### Records provided
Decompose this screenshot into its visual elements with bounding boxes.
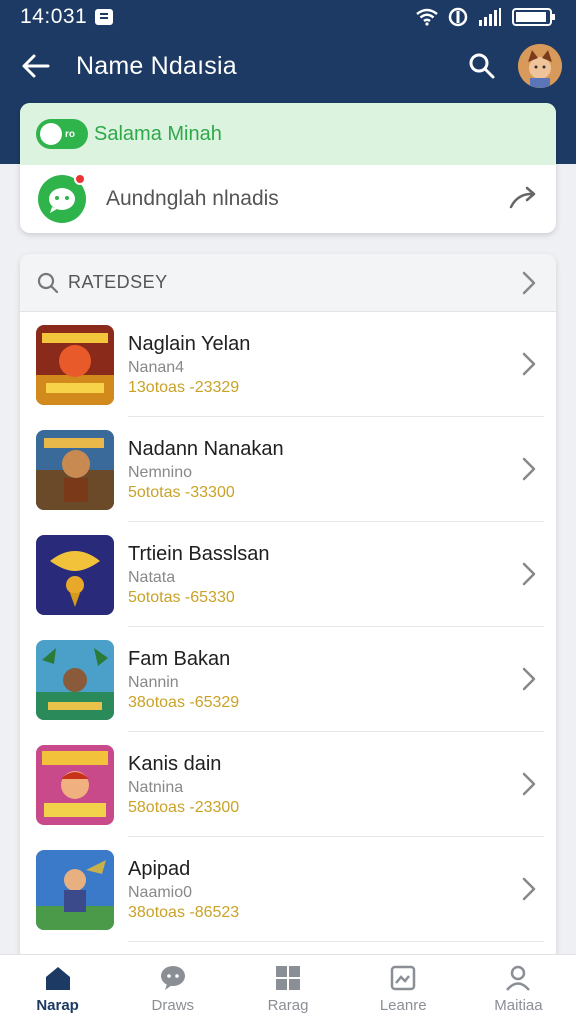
item-meta: 13otoas -23329: [128, 378, 240, 396]
search-icon: [37, 272, 59, 293]
game-thumbnail-image: [36, 849, 114, 930]
nav-item-profile[interactable]: Maitiaa: [461, 955, 576, 1024]
game-thumbnail-image: [36, 429, 114, 510]
nav-label: Maitiaa: [494, 997, 543, 1014]
item-subtitle: Natata: [128, 568, 176, 586]
item-name: Kanis dain: [128, 752, 222, 775]
game-thumbnail: [36, 534, 114, 615]
notification-badge: [74, 173, 86, 185]
search-icon: [469, 53, 495, 79]
list-item[interactable]: Kanis dain Natnina 58otoas -23300: [20, 732, 556, 837]
top-card: ro Salama Minah Aundnglah nlnadis: [20, 103, 556, 233]
status-bar: 14:031: [0, 0, 576, 34]
page-title: Name Ndaısia: [76, 51, 237, 80]
pill-text: ro: [65, 128, 75, 140]
nav-item-home[interactable]: Narap: [0, 955, 115, 1024]
chat-logo-icon: [38, 173, 86, 223]
game-thumbnail-image: [36, 324, 114, 405]
item-meta: 38otoas -65329: [128, 693, 240, 711]
list-header-label: RATEDSEY: [68, 272, 168, 292]
battery-icon: [512, 8, 555, 26]
game-thumbnail-image: [36, 639, 114, 720]
game-thumbnail: [36, 429, 114, 510]
chat-row[interactable]: Aundnglah nlnadis: [20, 165, 556, 233]
signal-icon: [479, 8, 501, 26]
list-item[interactable]: Fam Bakan Nannin 38otoas -65329: [20, 627, 556, 732]
list-header[interactable]: RATEDSEY: [20, 254, 556, 312]
game-thumbnail: [36, 849, 114, 930]
wifi-icon: [416, 8, 438, 26]
green-pill-icon: ro: [36, 119, 88, 149]
game-thumbnail: [36, 639, 114, 720]
status-time: 14:031: [20, 5, 88, 28]
arrow-left-icon: [22, 54, 50, 78]
item-name: Trtiein Basslsan: [128, 542, 270, 565]
share-arrow-icon[interactable]: [508, 185, 538, 211]
green-banner[interactable]: ro Salama Minah: [20, 103, 556, 165]
chat-row-label: Aundnglah nlnadis: [106, 187, 279, 210]
game-thumbnail: [36, 744, 114, 825]
item-name: Apipad: [128, 857, 191, 880]
item-subtitle: Natnina: [128, 778, 184, 796]
message-notification-icon: [95, 9, 114, 25]
list-card: RATEDSEY Naglain Yelan Nanan4 13otoas -2…: [20, 254, 556, 974]
list-item[interactable]: Naglain Yelan Nanan4 13otoas -23329: [20, 312, 556, 417]
green-banner-label: Salama Minah: [94, 122, 222, 145]
data-saver-icon: [448, 7, 468, 27]
home-icon: [45, 967, 70, 990]
list-item[interactable]: Trtiein Basslsan Natata 5ototas -65330: [20, 522, 556, 627]
item-name: Fam Bakan: [128, 647, 231, 670]
game-thumbnail: [36, 324, 114, 405]
image-frame-icon: [390, 965, 416, 991]
item-meta: 5ototas -65330: [128, 588, 235, 606]
avatar[interactable]: [518, 44, 562, 88]
chevron-right-icon: [522, 877, 536, 901]
nav-label: Leanre: [379, 997, 427, 1014]
chat-icon: [160, 966, 185, 990]
grid-icon: [276, 966, 300, 990]
item-subtitle: Nannin: [128, 673, 179, 691]
avatar-image: [518, 44, 562, 88]
item-meta: 58otoas -23300: [128, 798, 240, 816]
nav-item-draws[interactable]: Draws: [115, 955, 230, 1024]
list-item[interactable]: Nadann Nanakan Nemnino 5ototas -33300: [20, 417, 556, 522]
nav-label: Draws: [151, 997, 195, 1014]
app-bar: Name Ndaısia: [0, 34, 576, 98]
user-icon: [506, 965, 531, 991]
bottom-nav: Narap Draws Rarag Leanre Maitiaa: [0, 954, 576, 1024]
item-subtitle: Nemnino: [128, 463, 193, 481]
search-button[interactable]: [462, 46, 502, 86]
chevron-right-icon: [522, 352, 536, 376]
item-name: Naglain Yelan: [128, 332, 251, 355]
chevron-right-icon: [522, 772, 536, 796]
nav-label: Narap: [36, 997, 79, 1014]
chevron-right-icon: [522, 457, 536, 481]
item-name: Nadann Nanakan: [128, 437, 284, 460]
back-button[interactable]: [16, 46, 56, 86]
chevron-right-icon: [522, 667, 536, 691]
nav-item-grid[interactable]: Rarag: [230, 955, 345, 1024]
nav-item-learn[interactable]: Leanre: [346, 955, 461, 1024]
list-item[interactable]: Apipad Naamio0 38otoas -86523: [20, 837, 556, 942]
nav-label: Rarag: [267, 997, 309, 1014]
chevron-right-icon: [522, 562, 536, 586]
item-subtitle: Nanan4: [128, 358, 185, 376]
item-meta: 5ototas -33300: [128, 483, 235, 501]
game-thumbnail-image: [36, 744, 114, 825]
game-thumbnail-image: [36, 534, 114, 615]
chevron-right-icon: [522, 271, 536, 295]
item-subtitle: Naamio0: [128, 883, 193, 901]
item-meta: 38otoas -86523: [128, 903, 240, 921]
pill-dot: [40, 123, 62, 145]
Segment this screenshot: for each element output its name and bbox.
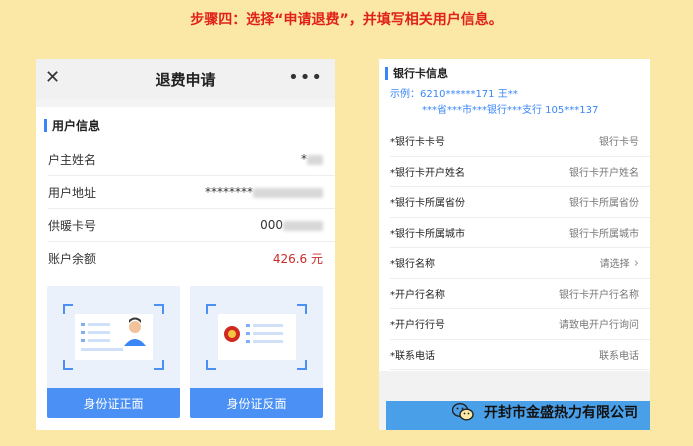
field-input[interactable]: 银行卡所属城市 bbox=[569, 225, 639, 240]
bank-form-row[interactable]: *银行卡卡号 银行卡号 bbox=[390, 126, 650, 157]
more-icon[interactable]: ••• bbox=[288, 67, 323, 88]
field-placeholder: 银行卡开户姓名 bbox=[569, 167, 639, 179]
row-value: 426.6 元 bbox=[273, 250, 323, 267]
company-name: 开封市金盛热力有限公司 bbox=[484, 405, 638, 421]
user-info-header: 用户信息 bbox=[36, 107, 335, 143]
row-label: 用户地址 bbox=[48, 185, 97, 200]
example-hint: 示例：6210******171 王** ***省***市***银行***支行 … bbox=[379, 87, 650, 119]
section-accent-bar bbox=[385, 66, 388, 80]
row-label: 户主姓名 bbox=[48, 152, 97, 167]
bank-form-row[interactable]: *开户行名称 银行卡开户行名称 bbox=[390, 279, 650, 309]
watermark: 开封市金盛热力有限公司 bbox=[452, 402, 638, 422]
refund-application-screen: ✕ 退费申请 ••• 用户信息 户主姓名 * 用户地址 ******** 供暖卡号 000… bbox=[36, 59, 335, 430]
id-front-button[interactable]: 身份证正面 bbox=[47, 388, 180, 418]
field-placeholder: 请致电开户行询问 bbox=[559, 320, 639, 332]
row-value: ******** bbox=[205, 185, 323, 199]
bank-form-row[interactable]: *开户行行号 请致电开户行询问 bbox=[390, 309, 650, 340]
section-title: 用户信息 bbox=[52, 118, 101, 133]
row-value-text: 000 bbox=[260, 218, 283, 232]
example-line-1: 示例：6210******171 王** bbox=[390, 89, 518, 100]
id-back-button[interactable]: 身份证反面 bbox=[190, 388, 323, 418]
user-info-row: 供暖卡号 000 bbox=[48, 209, 335, 242]
field-input[interactable]: 联系电话 bbox=[599, 347, 639, 362]
bank-form-row[interactable]: *银行卡所属省份 银行卡所属省份 bbox=[390, 187, 650, 218]
section-title: 银行卡信息 bbox=[393, 67, 448, 80]
redacted-value bbox=[307, 154, 323, 165]
field-label: *银行卡所属省份 bbox=[390, 198, 465, 210]
field-placeholder: 银行卡所属城市 bbox=[569, 228, 639, 240]
field-placeholder: 银行卡所属省份 bbox=[569, 198, 639, 210]
field-input[interactable]: 银行卡所属省份 bbox=[569, 194, 639, 209]
id-card-back-upload[interactable]: 身份证反面 bbox=[190, 286, 323, 418]
field-placeholder: 请选择 bbox=[599, 258, 630, 270]
section-accent-bar bbox=[44, 118, 47, 132]
step-instruction: 步骤四：选择“申请退费”，并填写相关用户信息。 bbox=[190, 12, 503, 28]
redacted-value bbox=[253, 187, 323, 198]
field-label: *银行名称 bbox=[390, 259, 435, 271]
field-input[interactable]: 银行卡开户姓名 bbox=[569, 164, 639, 179]
field-label: *开户行名称 bbox=[390, 289, 445, 301]
bank-card-form-screen: 银行卡信息 示例：6210******171 王** ***省***市***银行… bbox=[379, 59, 650, 430]
bank-form-row[interactable]: *银行卡开户姓名 银行卡开户姓名 bbox=[390, 157, 650, 187]
field-placeholder: 联系电话 bbox=[599, 350, 639, 362]
id-front-illustration bbox=[75, 314, 153, 360]
row-value: 000 bbox=[260, 218, 323, 232]
field-input[interactable]: 银行卡开户行名称 bbox=[559, 286, 639, 301]
user-info-row: 账户余额 426.6 元 bbox=[48, 242, 335, 275]
id-card-uploads: 身份证正面 身份证反面 bbox=[47, 286, 323, 418]
field-label: *银行卡开户姓名 bbox=[390, 167, 465, 179]
field-placeholder: 银行卡号 bbox=[599, 137, 639, 149]
user-info-row: 用户地址 ******** bbox=[48, 176, 335, 209]
bank-info-header: 银行卡信息 bbox=[379, 59, 650, 87]
chevron-right-icon: › bbox=[629, 255, 639, 271]
field-label: *联系电话 bbox=[390, 350, 435, 362]
field-input[interactable]: 请致电开户行询问 bbox=[559, 316, 639, 331]
bank-form-row[interactable]: *联系电话 联系电话 bbox=[390, 340, 650, 370]
field-label: *开户行行号 bbox=[390, 320, 445, 332]
row-label: 供暖卡号 bbox=[48, 218, 97, 233]
row-value-text: 426.6 元 bbox=[272, 252, 323, 266]
wechat-icon bbox=[452, 403, 474, 421]
page-title: 退费申请 bbox=[155, 70, 216, 89]
field-placeholder: 银行卡开户行名称 bbox=[559, 289, 639, 301]
id-back-illustration bbox=[218, 314, 296, 360]
row-value: * bbox=[301, 152, 323, 166]
app-header: ✕ 退费申请 ••• bbox=[36, 59, 335, 99]
field-input[interactable]: 银行卡号 bbox=[599, 133, 639, 148]
field-label: *银行卡卡号 bbox=[390, 137, 445, 149]
divider bbox=[36, 99, 335, 107]
field-label: *银行卡所属城市 bbox=[390, 228, 465, 240]
row-value-text: ******** bbox=[205, 185, 253, 199]
redacted-value bbox=[283, 220, 323, 231]
bank-form-row[interactable]: *银行名称 请选择 › bbox=[390, 248, 650, 279]
bank-form-row[interactable]: *银行卡所属城市 银行卡所属城市 bbox=[390, 218, 650, 248]
user-info-row: 户主姓名 * bbox=[48, 143, 335, 176]
field-input[interactable]: 请选择 › bbox=[600, 255, 639, 271]
id-card-front-upload[interactable]: 身份证正面 bbox=[47, 286, 180, 418]
scan-frame bbox=[206, 304, 307, 370]
close-icon[interactable]: ✕ bbox=[45, 67, 60, 88]
row-label: 账户余额 bbox=[48, 252, 97, 266]
user-info-list: 户主姓名 * 用户地址 ******** 供暖卡号 000 账户余额 426.6 元 bbox=[36, 143, 335, 275]
bank-form-list: *银行卡卡号 银行卡号 *银行卡开户姓名 银行卡开户姓名 *银行卡所属省份 银行卡所属省份… bbox=[379, 126, 650, 370]
example-line-2: ***省***市***银行***支行 105***137 bbox=[422, 105, 599, 116]
scan-frame bbox=[63, 304, 164, 370]
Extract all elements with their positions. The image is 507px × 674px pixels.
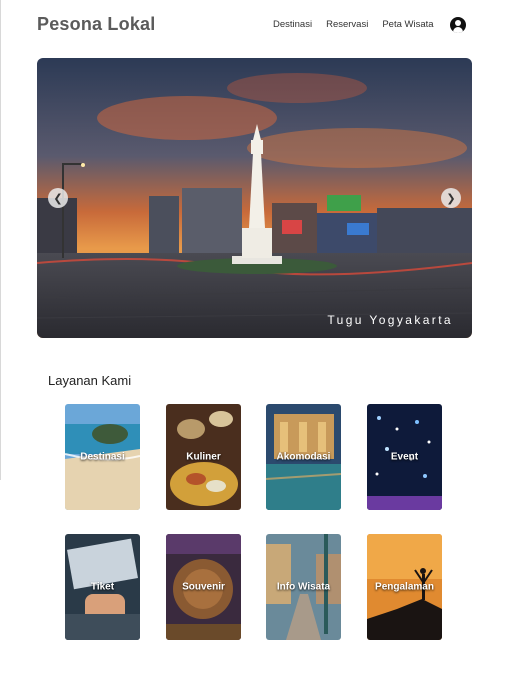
hero-caption: Tugu Yogyakarta bbox=[327, 313, 453, 327]
user-body bbox=[453, 27, 463, 33]
service-card-pengalaman[interactable]: Pengalaman bbox=[367, 534, 442, 640]
service-label: Akomodasi bbox=[276, 451, 331, 463]
service-label: Tiket bbox=[90, 581, 115, 593]
nav-reservasi[interactable]: Reservasi bbox=[326, 19, 368, 30]
service-label: Souvenir bbox=[182, 581, 225, 593]
hero-image bbox=[37, 58, 472, 338]
service-card-destinasi[interactable]: Destinasi bbox=[65, 404, 140, 510]
service-card-info-wisata[interactable]: Info Wisata bbox=[266, 534, 341, 640]
service-card-tiket[interactable]: Tiket bbox=[65, 534, 140, 640]
service-label: Destinasi bbox=[80, 451, 125, 463]
service-label: Pengalaman bbox=[375, 581, 434, 593]
chevron-left-icon: ❮ bbox=[53, 192, 63, 205]
hero-carousel: ❮ ❯ Tugu Yogyakarta bbox=[37, 58, 472, 338]
service-card-souvenir[interactable]: Souvenir bbox=[166, 534, 241, 640]
nav-destinasi[interactable]: Destinasi bbox=[273, 19, 312, 30]
service-label: Info Wisata bbox=[276, 581, 331, 593]
user-circle-icon[interactable] bbox=[450, 17, 466, 33]
main-nav: Destinasi Reservasi Peta Wisata bbox=[273, 19, 434, 30]
page-divider bbox=[0, 0, 1, 480]
nav-peta-wisata[interactable]: Peta Wisata bbox=[382, 19, 433, 30]
user-head bbox=[455, 20, 461, 26]
carousel-prev-button[interactable]: ❮ bbox=[48, 188, 68, 208]
service-label: Kuliner bbox=[186, 451, 221, 463]
services-title: Layanan Kami bbox=[48, 373, 132, 388]
chevron-right-icon: ❯ bbox=[446, 192, 456, 205]
service-card-event[interactable]: Event bbox=[367, 404, 442, 510]
service-card-kuliner[interactable]: Kuliner bbox=[166, 404, 241, 510]
service-card-akomodasi[interactable]: Akomodasi bbox=[266, 404, 341, 510]
brand-logo[interactable]: Pesona Lokal bbox=[37, 14, 155, 35]
carousel-next-button[interactable]: ❯ bbox=[441, 188, 461, 208]
service-label: Event bbox=[390, 451, 419, 463]
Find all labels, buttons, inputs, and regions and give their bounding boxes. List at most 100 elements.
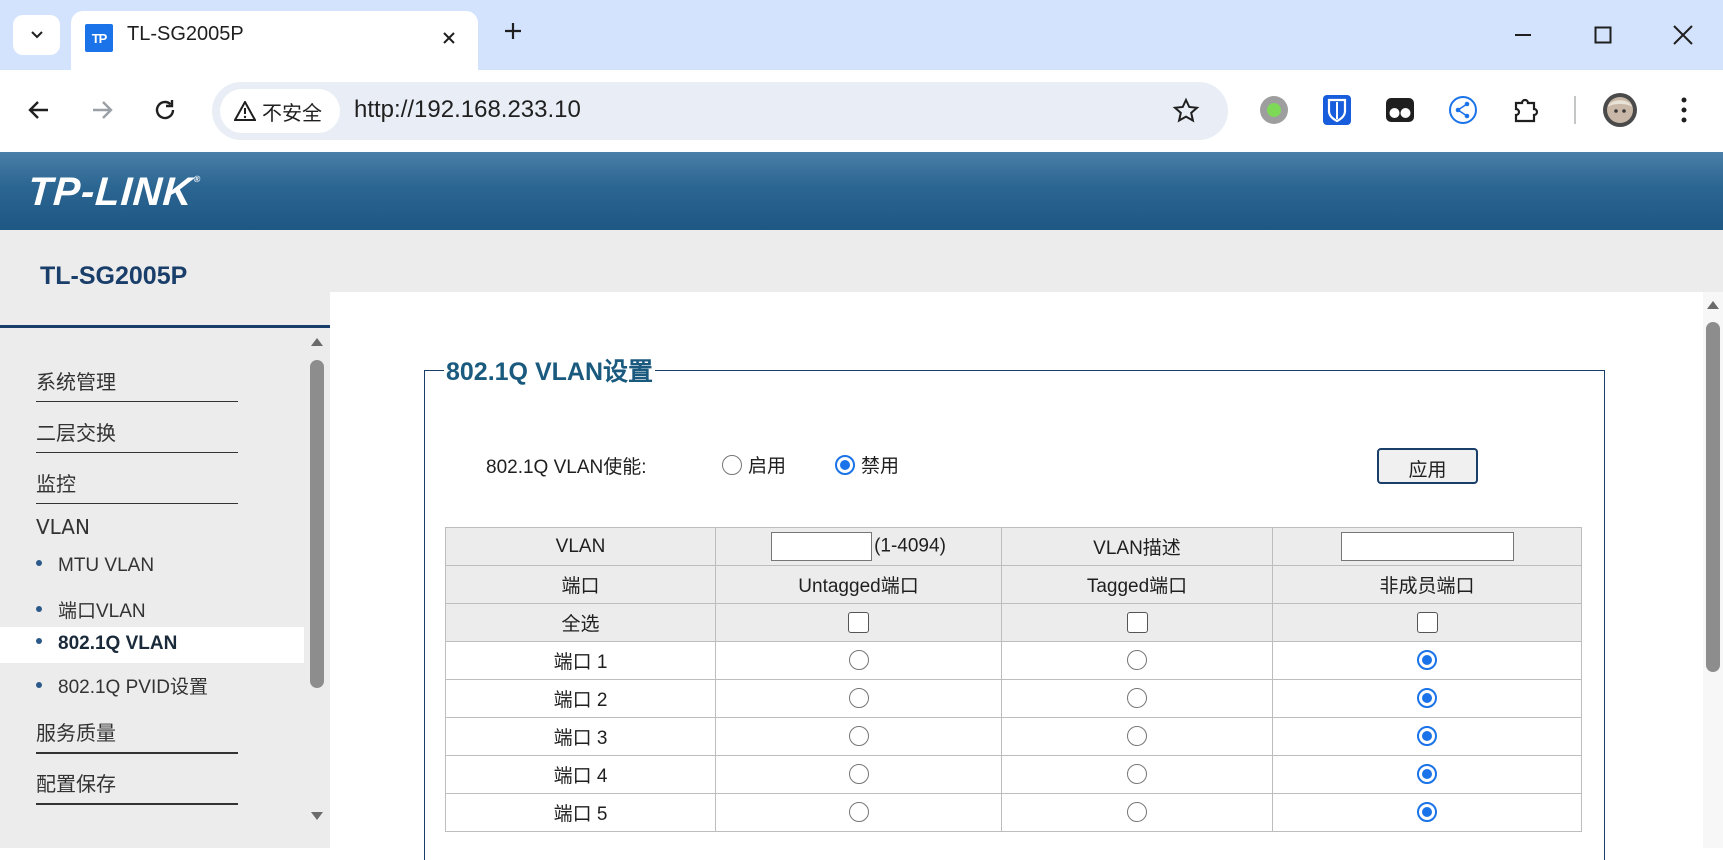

### Requirement
Set down the rows from the line containing "item-meta: 13otoas -23329: [128, 378, 240, 396]" through the line containing "game-thumbnail: [36, 534, 114, 615]", copying each one exactly.

### Solution below
item-meta: 13otoas -23329: [128, 378, 240, 396]
search-icon: [37, 272, 59, 293]
game-thumbnail-image: [36, 849, 114, 930]
nav-item-profile[interactable]: Maitiaa: [461, 955, 576, 1024]
game-thumbnail-image: [36, 429, 114, 510]
nav-label: Maitiaa: [494, 997, 543, 1014]
item-subtitle: Natata: [128, 568, 176, 586]
item-name: Kanis dain: [128, 752, 222, 775]
game-thumbnail: [36, 534, 114, 615]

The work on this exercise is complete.